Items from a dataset
-- start --
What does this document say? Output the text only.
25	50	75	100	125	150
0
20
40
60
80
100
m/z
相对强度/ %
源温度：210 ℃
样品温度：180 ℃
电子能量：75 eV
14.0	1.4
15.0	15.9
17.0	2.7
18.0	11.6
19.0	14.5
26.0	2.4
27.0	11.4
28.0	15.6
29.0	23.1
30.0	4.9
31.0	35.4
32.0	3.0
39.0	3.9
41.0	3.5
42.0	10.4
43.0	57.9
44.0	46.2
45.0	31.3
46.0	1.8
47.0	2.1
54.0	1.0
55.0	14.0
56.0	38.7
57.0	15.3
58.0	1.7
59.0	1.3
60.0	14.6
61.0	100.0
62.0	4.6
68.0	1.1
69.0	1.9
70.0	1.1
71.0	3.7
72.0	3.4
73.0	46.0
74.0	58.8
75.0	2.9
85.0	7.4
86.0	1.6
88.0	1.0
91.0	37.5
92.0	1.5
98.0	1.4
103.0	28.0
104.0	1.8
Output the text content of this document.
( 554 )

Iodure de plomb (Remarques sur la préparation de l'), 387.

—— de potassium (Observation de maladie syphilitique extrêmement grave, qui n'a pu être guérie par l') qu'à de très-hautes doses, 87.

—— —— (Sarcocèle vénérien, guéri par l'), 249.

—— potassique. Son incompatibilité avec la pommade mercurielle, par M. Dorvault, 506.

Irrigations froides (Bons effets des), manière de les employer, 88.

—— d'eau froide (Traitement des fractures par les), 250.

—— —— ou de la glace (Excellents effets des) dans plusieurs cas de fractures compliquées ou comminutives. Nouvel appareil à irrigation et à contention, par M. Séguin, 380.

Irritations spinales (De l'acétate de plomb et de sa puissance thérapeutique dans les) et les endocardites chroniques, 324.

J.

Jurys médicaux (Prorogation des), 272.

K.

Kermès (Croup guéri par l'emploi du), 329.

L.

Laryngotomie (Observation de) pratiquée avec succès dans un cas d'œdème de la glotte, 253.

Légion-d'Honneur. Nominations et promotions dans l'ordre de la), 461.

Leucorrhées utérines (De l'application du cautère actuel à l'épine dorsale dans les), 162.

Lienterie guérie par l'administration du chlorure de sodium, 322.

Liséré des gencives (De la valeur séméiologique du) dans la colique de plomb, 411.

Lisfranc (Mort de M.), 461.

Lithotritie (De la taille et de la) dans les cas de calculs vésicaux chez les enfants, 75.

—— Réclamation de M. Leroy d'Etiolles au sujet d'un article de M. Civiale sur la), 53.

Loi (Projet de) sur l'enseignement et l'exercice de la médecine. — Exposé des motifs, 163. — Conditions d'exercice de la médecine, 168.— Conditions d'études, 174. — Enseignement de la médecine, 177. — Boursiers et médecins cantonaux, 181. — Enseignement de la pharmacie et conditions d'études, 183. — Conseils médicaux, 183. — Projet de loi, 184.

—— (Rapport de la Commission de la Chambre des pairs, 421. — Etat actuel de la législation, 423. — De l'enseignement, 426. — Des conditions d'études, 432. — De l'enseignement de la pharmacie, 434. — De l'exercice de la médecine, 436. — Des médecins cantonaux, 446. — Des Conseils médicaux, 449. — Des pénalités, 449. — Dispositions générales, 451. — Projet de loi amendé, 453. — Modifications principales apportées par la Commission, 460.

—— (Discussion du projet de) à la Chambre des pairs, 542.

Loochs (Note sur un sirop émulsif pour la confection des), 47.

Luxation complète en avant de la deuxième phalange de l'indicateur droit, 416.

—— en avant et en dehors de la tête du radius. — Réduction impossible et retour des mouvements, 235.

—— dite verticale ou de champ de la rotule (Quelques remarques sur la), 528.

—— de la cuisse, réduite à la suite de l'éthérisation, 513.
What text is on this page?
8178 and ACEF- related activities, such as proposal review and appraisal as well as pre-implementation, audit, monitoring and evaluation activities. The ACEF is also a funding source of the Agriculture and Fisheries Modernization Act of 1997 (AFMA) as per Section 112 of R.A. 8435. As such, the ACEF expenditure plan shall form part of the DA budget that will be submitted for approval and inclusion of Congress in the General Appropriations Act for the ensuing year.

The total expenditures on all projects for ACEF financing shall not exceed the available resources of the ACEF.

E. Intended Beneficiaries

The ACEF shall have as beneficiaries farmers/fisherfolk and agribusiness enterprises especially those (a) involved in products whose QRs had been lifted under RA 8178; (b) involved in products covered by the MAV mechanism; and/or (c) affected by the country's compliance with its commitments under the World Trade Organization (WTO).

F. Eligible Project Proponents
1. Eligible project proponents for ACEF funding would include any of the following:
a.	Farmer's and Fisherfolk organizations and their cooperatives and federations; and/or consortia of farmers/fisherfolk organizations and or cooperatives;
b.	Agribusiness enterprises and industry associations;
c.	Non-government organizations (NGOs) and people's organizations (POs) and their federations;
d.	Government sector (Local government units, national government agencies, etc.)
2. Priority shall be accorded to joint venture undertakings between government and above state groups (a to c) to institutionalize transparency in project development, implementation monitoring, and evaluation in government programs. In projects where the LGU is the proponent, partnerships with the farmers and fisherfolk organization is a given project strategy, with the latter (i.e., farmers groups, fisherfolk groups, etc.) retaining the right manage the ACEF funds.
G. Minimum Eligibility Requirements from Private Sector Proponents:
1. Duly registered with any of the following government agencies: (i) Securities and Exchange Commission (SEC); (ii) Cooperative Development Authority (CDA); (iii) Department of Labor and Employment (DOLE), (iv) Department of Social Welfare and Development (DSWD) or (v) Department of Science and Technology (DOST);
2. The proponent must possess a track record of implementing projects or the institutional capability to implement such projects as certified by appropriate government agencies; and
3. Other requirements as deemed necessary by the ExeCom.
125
-- end --
Task to carry out —
Identify all lines in the records above with the word "fractures".

Response —
—— d'eau froide (Traitement des fractures par les), 250.
—— —— ou de la glace (Excellents effets des) dans plusieurs cas de fractures compliquées ou comminutives. Nouvel appareil à irrigation et à contention, par M. Séguin, 380.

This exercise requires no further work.